Every entry that follows should be repeated exactly; drop the images.

**Task data:**
+===+
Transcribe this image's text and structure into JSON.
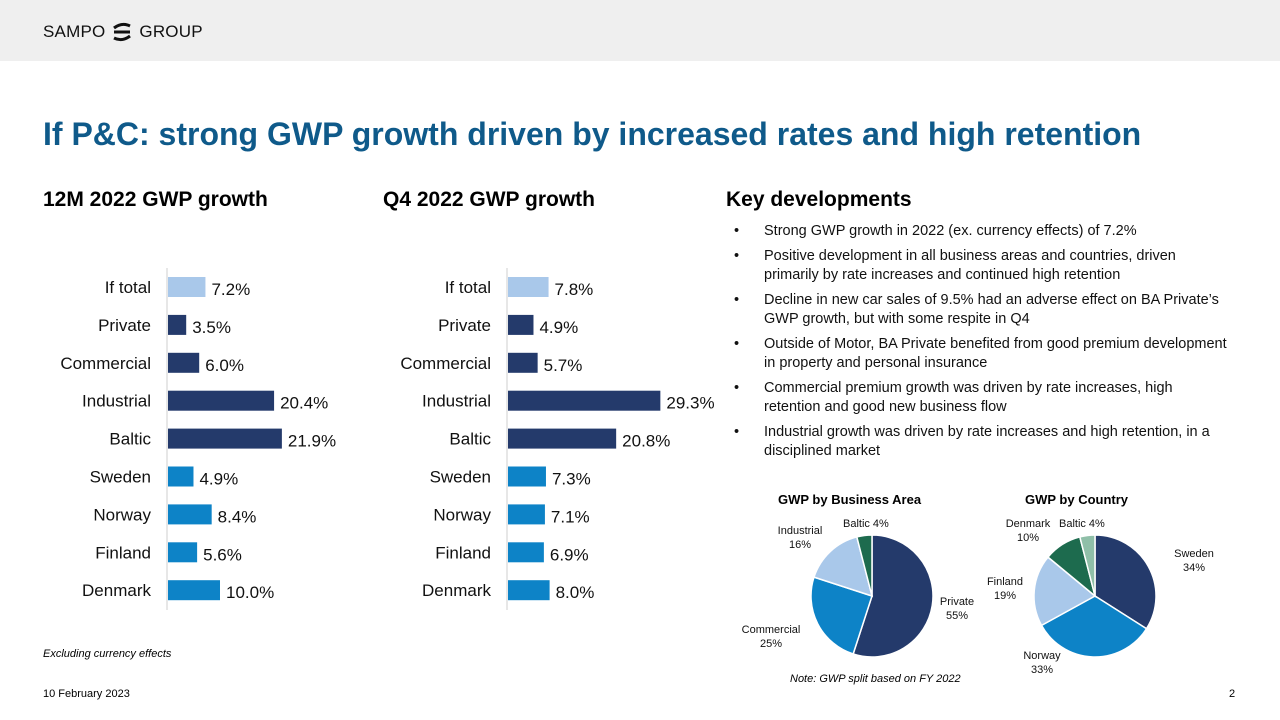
{
  "header": {
    "logo_left": "SAMPO",
    "logo_right": "GROUP"
  },
  "title": "If P&C: strong GWP growth driven by increased rates and high retention",
  "colors": {
    "light": "#a9c8ea",
    "dark": "#243a6b",
    "mid": "#0d83c7",
    "title": "#0f5a8a",
    "green": "#1d6b4e",
    "palegreen": "#8fbfa8"
  },
  "chart_data": [
    {
      "type": "bar",
      "title": "12M 2022 GWP growth",
      "categories": [
        "If total",
        "Private",
        "Commercial",
        "Industrial",
        "Baltic",
        "Sweden",
        "Norway",
        "Finland",
        "Denmark"
      ],
      "values": [
        7.2,
        3.5,
        6.0,
        20.4,
        21.9,
        4.9,
        8.4,
        5.6,
        10.0
      ],
      "labels": [
        "7.2%",
        "3.5%",
        "6.0%",
        "20.4%",
        "21.9%",
        "4.9%",
        "8.4%",
        "5.6%",
        "10.0%"
      ],
      "colors": [
        "#a9c8ea",
        "#243a6b",
        "#243a6b",
        "#243a6b",
        "#243a6b",
        "#0d83c7",
        "#0d83c7",
        "#0d83c7",
        "#0d83c7"
      ],
      "xlim": [
        0,
        30
      ]
    },
    {
      "type": "bar",
      "title": "Q4 2022 GWP growth",
      "categories": [
        "If total",
        "Private",
        "Commercial",
        "Industrial",
        "Baltic",
        "Sweden",
        "Norway",
        "Finland",
        "Denmark"
      ],
      "values": [
        7.8,
        4.9,
        5.7,
        29.3,
        20.8,
        7.3,
        7.1,
        6.9,
        8.0
      ],
      "labels": [
        "7.8%",
        "4.9%",
        "5.7%",
        "29.3%",
        "20.8%",
        "7.3%",
        "7.1%",
        "6.9%",
        "8.0%"
      ],
      "colors": [
        "#a9c8ea",
        "#243a6b",
        "#243a6b",
        "#243a6b",
        "#243a6b",
        "#0d83c7",
        "#0d83c7",
        "#0d83c7",
        "#0d83c7"
      ],
      "xlim": [
        0,
        30
      ]
    },
    {
      "type": "pie",
      "title": "GWP by Business Area",
      "slices": [
        {
          "name": "Private",
          "value": 55,
          "label": "55%",
          "color": "#243a6b"
        },
        {
          "name": "Commercial",
          "value": 25,
          "label": "25%",
          "color": "#0d83c7"
        },
        {
          "name": "Industrial",
          "value": 16,
          "label": "16%",
          "color": "#a9c8ea"
        },
        {
          "name": "Baltic",
          "value": 4,
          "label": "4%",
          "color": "#1d6b4e"
        }
      ]
    },
    {
      "type": "pie",
      "title": "GWP by Country",
      "slices": [
        {
          "name": "Sweden",
          "value": 34,
          "label": "34%",
          "color": "#243a6b"
        },
        {
          "name": "Norway",
          "value": 33,
          "label": "33%",
          "color": "#0d83c7"
        },
        {
          "name": "Finland",
          "value": 19,
          "label": "19%",
          "color": "#a9c8ea"
        },
        {
          "name": "Denmark",
          "value": 10,
          "label": "10%",
          "color": "#1d6b4e"
        },
        {
          "name": "Baltic",
          "value": 4,
          "label": "4%",
          "color": "#8fbfa8"
        }
      ]
    }
  ],
  "key_developments": {
    "heading": "Key developments",
    "bullets": [
      "Strong GWP growth in 2022 (ex. currency effects) of 7.2%",
      "Positive development in all business areas and countries, driven primarily by rate increases and continued high retention",
      "Decline in new car sales of 9.5% had an adverse effect on BA Private’s GWP growth, but with some respite in Q4",
      "Outside of Motor, BA Private benefited from good premium development in property and personal insurance",
      "Commercial premium growth was driven by rate increases, high retention and good new business flow",
      "Industrial growth was driven by rate increases and high retention, in a disciplined market"
    ]
  },
  "notes": {
    "currency": "Excluding currency effects",
    "split": "Note: GWP split based on FY 2022"
  },
  "footer": {
    "date": "10 February 2023",
    "page": "2"
  }
}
+===+
**Exercise response:**
Transcribe this image's text and structure into JSON.
{
  "header": {
    "logo_left": "SAMPO",
    "logo_right": "GROUP"
  },
  "title": "If P&C: strong GWP growth driven by increased rates and high retention",
  "colors": {
    "light": "#a9c8ea",
    "dark": "#243a6b",
    "mid": "#0d83c7",
    "title": "#0f5a8a",
    "green": "#1d6b4e",
    "palegreen": "#8fbfa8"
  },
  "chart_data": [
    {
      "type": "bar",
      "title": "12M 2022 GWP growth",
      "categories": [
        "If total",
        "Private",
        "Commercial",
        "Industrial",
        "Baltic",
        "Sweden",
        "Norway",
        "Finland",
        "Denmark"
      ],
      "values": [
        7.2,
        3.5,
        6.0,
        20.4,
        21.9,
        4.9,
        8.4,
        5.6,
        10.0
      ],
      "labels": [
        "7.2%",
        "3.5%",
        "6.0%",
        "20.4%",
        "21.9%",
        "4.9%",
        "8.4%",
        "5.6%",
        "10.0%"
      ],
      "colors": [
        "#a9c8ea",
        "#243a6b",
        "#243a6b",
        "#243a6b",
        "#243a6b",
        "#0d83c7",
        "#0d83c7",
        "#0d83c7",
        "#0d83c7"
      ],
      "xlim": [
        0,
        30
      ]
    },
    {
      "type": "bar",
      "title": "Q4 2022 GWP growth",
      "categories": [
        "If total",
        "Private",
        "Commercial",
        "Industrial",
        "Baltic",
        "Sweden",
        "Norway",
        "Finland",
        "Denmark"
      ],
      "values": [
        7.8,
        4.9,
        5.7,
        29.3,
        20.8,
        7.3,
        7.1,
        6.9,
        8.0
      ],
      "labels": [
        "7.8%",
        "4.9%",
        "5.7%",
        "29.3%",
        "20.8%",
        "7.3%",
        "7.1%",
        "6.9%",
        "8.0%"
      ],
      "colors": [
        "#a9c8ea",
        "#243a6b",
        "#243a6b",
        "#243a6b",
        "#243a6b",
        "#0d83c7",
        "#0d83c7",
        "#0d83c7",
        "#0d83c7"
      ],
      "xlim": [
        0,
        30
      ]
    },
    {
      "type": "pie",
      "title": "GWP by Business Area",
      "slices": [
        {
          "name": "Private",
          "value": 55,
          "label": "55%",
          "color": "#243a6b"
        },
        {
          "name": "Commercial",
          "value": 25,
          "label": "25%",
          "color": "#0d83c7"
        },
        {
          "name": "Industrial",
          "value": 16,
          "label": "16%",
          "color": "#a9c8ea"
        },
        {
          "name": "Baltic",
          "value": 4,
          "label": "4%",
          "color": "#1d6b4e"
        }
      ]
    },
    {
      "type": "pie",
      "title": "GWP by Country",
      "slices": [
        {
          "name": "Sweden",
          "value": 34,
          "label": "34%",
          "color": "#243a6b"
        },
        {
          "name": "Norway",
          "value": 33,
          "label": "33%",
          "color": "#0d83c7"
        },
        {
          "name": "Finland",
          "value": 19,
          "label": "19%",
          "color": "#a9c8ea"
        },
        {
          "name": "Denmark",
          "value": 10,
          "label": "10%",
          "color": "#1d6b4e"
        },
        {
          "name": "Baltic",
          "value": 4,
          "label": "4%",
          "color": "#8fbfa8"
        }
      ]
    }
  ],
  "key_developments": {
    "heading": "Key developments",
    "bullets": [
      "Strong GWP growth in 2022 (ex. currency effects) of 7.2%",
      "Positive development in all business areas and countries, driven primarily by rate increases and continued high retention",
      "Decline in new car sales of 9.5% had an adverse effect on BA Private’s GWP growth, but with some respite in Q4",
      "Outside of Motor, BA Private benefited from good premium development in property and personal insurance",
      "Commercial premium growth was driven by rate increases, high retention and good new business flow",
      "Industrial growth was driven by rate increases and high retention, in a disciplined market"
    ]
  },
  "notes": {
    "currency": "Excluding currency effects",
    "split": "Note: GWP split based on FY 2022"
  },
  "footer": {
    "date": "10 February 2023",
    "page": "2"
  }
}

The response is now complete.